Quote all of the entries word for word.
====================
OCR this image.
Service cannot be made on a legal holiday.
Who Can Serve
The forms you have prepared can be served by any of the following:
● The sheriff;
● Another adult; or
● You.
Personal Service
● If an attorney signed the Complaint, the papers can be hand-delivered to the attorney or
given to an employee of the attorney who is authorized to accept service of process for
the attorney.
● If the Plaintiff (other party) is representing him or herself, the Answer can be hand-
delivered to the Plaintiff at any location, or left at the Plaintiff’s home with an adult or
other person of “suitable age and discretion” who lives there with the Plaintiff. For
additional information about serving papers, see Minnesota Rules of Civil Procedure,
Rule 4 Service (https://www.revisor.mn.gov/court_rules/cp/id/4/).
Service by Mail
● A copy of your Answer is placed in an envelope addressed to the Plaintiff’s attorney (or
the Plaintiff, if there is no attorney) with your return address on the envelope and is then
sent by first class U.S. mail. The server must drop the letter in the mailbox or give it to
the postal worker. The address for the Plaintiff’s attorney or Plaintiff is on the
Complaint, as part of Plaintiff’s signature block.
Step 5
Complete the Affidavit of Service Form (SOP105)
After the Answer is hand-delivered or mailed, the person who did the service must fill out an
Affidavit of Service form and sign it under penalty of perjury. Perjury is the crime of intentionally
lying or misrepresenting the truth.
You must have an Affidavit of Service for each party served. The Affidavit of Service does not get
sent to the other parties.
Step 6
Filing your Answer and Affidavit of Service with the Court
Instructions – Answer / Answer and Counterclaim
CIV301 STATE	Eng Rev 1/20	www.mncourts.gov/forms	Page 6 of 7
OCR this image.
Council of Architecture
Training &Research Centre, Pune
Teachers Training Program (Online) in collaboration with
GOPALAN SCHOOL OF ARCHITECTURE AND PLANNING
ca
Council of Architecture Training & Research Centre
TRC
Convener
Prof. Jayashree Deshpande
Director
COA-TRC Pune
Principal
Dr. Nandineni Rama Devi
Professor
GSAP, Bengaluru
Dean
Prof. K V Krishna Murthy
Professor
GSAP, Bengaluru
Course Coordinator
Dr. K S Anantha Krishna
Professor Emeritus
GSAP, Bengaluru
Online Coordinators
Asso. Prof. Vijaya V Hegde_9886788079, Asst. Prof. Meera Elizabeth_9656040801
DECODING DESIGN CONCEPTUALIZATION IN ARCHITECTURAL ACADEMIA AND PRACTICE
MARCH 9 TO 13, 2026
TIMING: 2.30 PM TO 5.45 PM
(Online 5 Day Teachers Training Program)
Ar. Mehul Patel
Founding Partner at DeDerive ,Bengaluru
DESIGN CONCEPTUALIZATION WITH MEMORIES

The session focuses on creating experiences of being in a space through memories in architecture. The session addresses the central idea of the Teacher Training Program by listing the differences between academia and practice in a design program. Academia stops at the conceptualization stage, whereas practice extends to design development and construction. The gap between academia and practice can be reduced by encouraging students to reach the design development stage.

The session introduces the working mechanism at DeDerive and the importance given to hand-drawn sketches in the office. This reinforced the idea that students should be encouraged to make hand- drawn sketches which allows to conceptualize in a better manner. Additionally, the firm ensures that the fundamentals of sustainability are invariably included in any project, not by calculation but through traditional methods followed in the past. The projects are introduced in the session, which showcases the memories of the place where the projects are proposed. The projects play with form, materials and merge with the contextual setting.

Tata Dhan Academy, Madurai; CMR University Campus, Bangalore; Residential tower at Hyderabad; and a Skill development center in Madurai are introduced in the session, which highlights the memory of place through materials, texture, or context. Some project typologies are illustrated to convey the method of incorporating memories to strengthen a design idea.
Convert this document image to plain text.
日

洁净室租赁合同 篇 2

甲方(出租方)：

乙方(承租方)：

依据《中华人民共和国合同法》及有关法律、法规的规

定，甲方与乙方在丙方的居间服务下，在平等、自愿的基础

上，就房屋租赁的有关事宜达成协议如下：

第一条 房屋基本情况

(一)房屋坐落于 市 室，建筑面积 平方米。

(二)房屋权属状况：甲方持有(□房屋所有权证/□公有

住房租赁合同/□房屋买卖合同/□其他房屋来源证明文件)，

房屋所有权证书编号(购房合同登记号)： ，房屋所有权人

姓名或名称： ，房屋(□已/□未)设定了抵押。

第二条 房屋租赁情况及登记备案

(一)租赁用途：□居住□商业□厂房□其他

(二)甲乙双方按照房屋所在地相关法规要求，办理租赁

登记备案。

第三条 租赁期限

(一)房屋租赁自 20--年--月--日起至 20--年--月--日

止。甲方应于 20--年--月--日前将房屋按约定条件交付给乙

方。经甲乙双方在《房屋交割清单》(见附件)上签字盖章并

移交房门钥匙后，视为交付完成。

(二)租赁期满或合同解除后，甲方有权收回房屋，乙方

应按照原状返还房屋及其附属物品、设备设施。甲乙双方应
====================
Solution below:
OCR this image.
Service cannot be made on a legal holiday.
Who Can Serve
The forms you have prepared can be served by any of the following:
● The sheriff;
● Another adult; or
● You.
Personal Service
● If an attorney signed the Complaint, the papers can be hand-delivered to the attorney or
given to an employee of the attorney who is authorized to accept service of process for
the attorney.
● If the Plaintiff (other party) is representing him or herself, the Answer can be hand-
delivered to the Plaintiff at any location, or left at the Plaintiff’s home with an adult or
other person of “suitable age and discretion” who lives there with the Plaintiff. For
additional information about serving papers, see Minnesota Rules of Civil Procedure,
Rule 4 Service (https://www.revisor.mn.gov/court_rules/cp/id/4/).
Service by Mail
● A copy of your Answer is placed in an envelope addressed to the Plaintiff’s attorney (or
the Plaintiff, if there is no attorney) with your return address on the envelope and is then
sent by first class U.S. mail. The server must drop the letter in the mailbox or give it to
the postal worker. The address for the Plaintiff’s attorney or Plaintiff is on the
Complaint, as part of Plaintiff’s signature block.
Step 5
Complete the Affidavit of Service Form (SOP105)
After the Answer is hand-delivered or mailed, the person who did the service must fill out an
Affidavit of Service form and sign it under penalty of perjury. Perjury is the crime of intentionally
lying or misrepresenting the truth.
You must have an Affidavit of Service for each party served. The Affidavit of Service does not get
sent to the other parties.
Step 6
Filing your Answer and Affidavit of Service with the Court
Instructions – Answer / Answer and Counterclaim
CIV301 STATE	Eng Rev 1/20	www.mncourts.gov/forms	Page 6 of 7
OCR this image.
Council of Architecture
Training &Research Centre, Pune
Teachers Training Program (Online) in collaboration with
GOPALAN SCHOOL OF ARCHITECTURE AND PLANNING
ca
Council of Architecture Training & Research Centre
TRC
Convener
Prof. Jayashree Deshpande
Director
COA-TRC Pune
Principal
Dr. Nandineni Rama Devi
Professor
GSAP, Bengaluru
Dean
Prof. K V Krishna Murthy
Professor
GSAP, Bengaluru
Course Coordinator
Dr. K S Anantha Krishna
Professor Emeritus
GSAP, Bengaluru
Online Coordinators
Asso. Prof. Vijaya V Hegde_9886788079, Asst. Prof. Meera Elizabeth_9656040801
DECODING DESIGN CONCEPTUALIZATION IN ARCHITECTURAL ACADEMIA AND PRACTICE
MARCH 9 TO 13, 2026
TIMING: 2.30 PM TO 5.45 PM
(Online 5 Day Teachers Training Program)
Ar. Mehul Patel
Founding Partner at DeDerive ,Bengaluru
DESIGN CONCEPTUALIZATION WITH MEMORIES

The session focuses on creating experiences of being in a space through memories in architecture. The session addresses the central idea of the Teacher Training Program by listing the differences between academia and practice in a design program. Academia stops at the conceptualization stage, whereas practice extends to design development and construction. The gap between academia and practice can be reduced by encouraging students to reach the design development stage.

The session introduces the working mechanism at DeDerive and the importance given to hand-drawn sketches in the office. This reinforced the idea that students should be encouraged to make hand- drawn sketches which allows to conceptualize in a better manner. Additionally, the firm ensures that the fundamentals of sustainability are invariably included in any project, not by calculation but through traditional methods followed in the past. The projects are introduced in the session, which showcases the memories of the place where the projects are proposed. The projects play with form, materials and merge with the contextual setting.

Tata Dhan Academy, Madurai; CMR University Campus, Bangalore; Residential tower at Hyderabad; and a Skill development center in Madurai are introduced in the session, which highlights the memory of place through materials, texture, or context. Some project typologies are illustrated to convey the method of incorporating memories to strengthen a design idea.
Convert this document image to plain text.
日

洁净室租赁合同 篇 2

甲方(出租方)：

乙方(承租方)：

依据《中华人民共和国合同法》及有关法律、法规的规

定，甲方与乙方在丙方的居间服务下，在平等、自愿的基础

上，就房屋租赁的有关事宜达成协议如下：

第一条 房屋基本情况

(一)房屋坐落于 市 室，建筑面积 平方米。

(二)房屋权属状况：甲方持有(□房屋所有权证/□公有

住房租赁合同/□房屋买卖合同/□其他房屋来源证明文件)，

房屋所有权证书编号(购房合同登记号)： ，房屋所有权人

姓名或名称： ，房屋(□已/□未)设定了抵押。

第二条 房屋租赁情况及登记备案

(一)租赁用途：□居住□商业□厂房□其他

(二)甲乙双方按照房屋所在地相关法规要求，办理租赁

登记备案。

第三条 租赁期限

(一)房屋租赁自 20--年--月--日起至 20--年--月--日

止。甲方应于 20--年--月--日前将房屋按约定条件交付给乙

方。经甲乙双方在《房屋交割清单》(见附件)上签字盖章并

移交房门钥匙后，视为交付完成。

(二)租赁期满或合同解除后，甲方有权收回房屋，乙方

应按照原状返还房屋及其附属物品、设备设施。甲乙双方应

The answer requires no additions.